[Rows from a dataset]

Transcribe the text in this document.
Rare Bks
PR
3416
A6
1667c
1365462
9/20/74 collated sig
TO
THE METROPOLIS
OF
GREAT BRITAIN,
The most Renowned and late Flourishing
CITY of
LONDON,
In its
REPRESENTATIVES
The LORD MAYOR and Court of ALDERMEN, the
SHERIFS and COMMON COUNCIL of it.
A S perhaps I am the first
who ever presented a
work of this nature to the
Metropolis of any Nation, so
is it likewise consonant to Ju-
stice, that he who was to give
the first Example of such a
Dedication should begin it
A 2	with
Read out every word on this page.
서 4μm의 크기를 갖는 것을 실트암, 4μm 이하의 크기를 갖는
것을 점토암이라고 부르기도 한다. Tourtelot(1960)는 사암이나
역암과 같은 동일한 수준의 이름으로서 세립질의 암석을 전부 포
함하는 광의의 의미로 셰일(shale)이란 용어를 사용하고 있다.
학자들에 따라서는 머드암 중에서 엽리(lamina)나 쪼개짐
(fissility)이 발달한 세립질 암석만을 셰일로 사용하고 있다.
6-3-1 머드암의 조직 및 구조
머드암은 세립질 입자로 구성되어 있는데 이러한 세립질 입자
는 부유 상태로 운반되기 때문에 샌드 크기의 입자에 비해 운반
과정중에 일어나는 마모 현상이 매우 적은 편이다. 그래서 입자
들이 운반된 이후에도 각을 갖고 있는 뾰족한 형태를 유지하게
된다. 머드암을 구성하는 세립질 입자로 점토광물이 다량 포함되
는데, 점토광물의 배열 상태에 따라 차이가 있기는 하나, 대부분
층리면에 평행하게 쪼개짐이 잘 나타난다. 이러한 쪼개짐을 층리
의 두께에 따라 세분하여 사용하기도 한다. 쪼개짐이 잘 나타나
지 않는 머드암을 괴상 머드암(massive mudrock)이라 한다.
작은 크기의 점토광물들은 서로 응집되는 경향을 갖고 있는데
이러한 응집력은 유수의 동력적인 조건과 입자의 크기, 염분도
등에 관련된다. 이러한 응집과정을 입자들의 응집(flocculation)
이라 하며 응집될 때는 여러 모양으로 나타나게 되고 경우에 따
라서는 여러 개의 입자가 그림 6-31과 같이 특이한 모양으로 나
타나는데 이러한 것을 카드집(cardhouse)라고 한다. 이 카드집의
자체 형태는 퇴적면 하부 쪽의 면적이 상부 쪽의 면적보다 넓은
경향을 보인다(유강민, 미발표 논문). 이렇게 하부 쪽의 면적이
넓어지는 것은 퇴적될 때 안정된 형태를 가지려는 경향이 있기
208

Description of the task: Every line that holds the string "머드암을" should be returned.

Result of the task:
된다. 머드암을 구성하는 세립질 입자로 점토광물이 다량 포함되
지 않는 머드암을 괴상 머드암(massive mudrock)이라 한다.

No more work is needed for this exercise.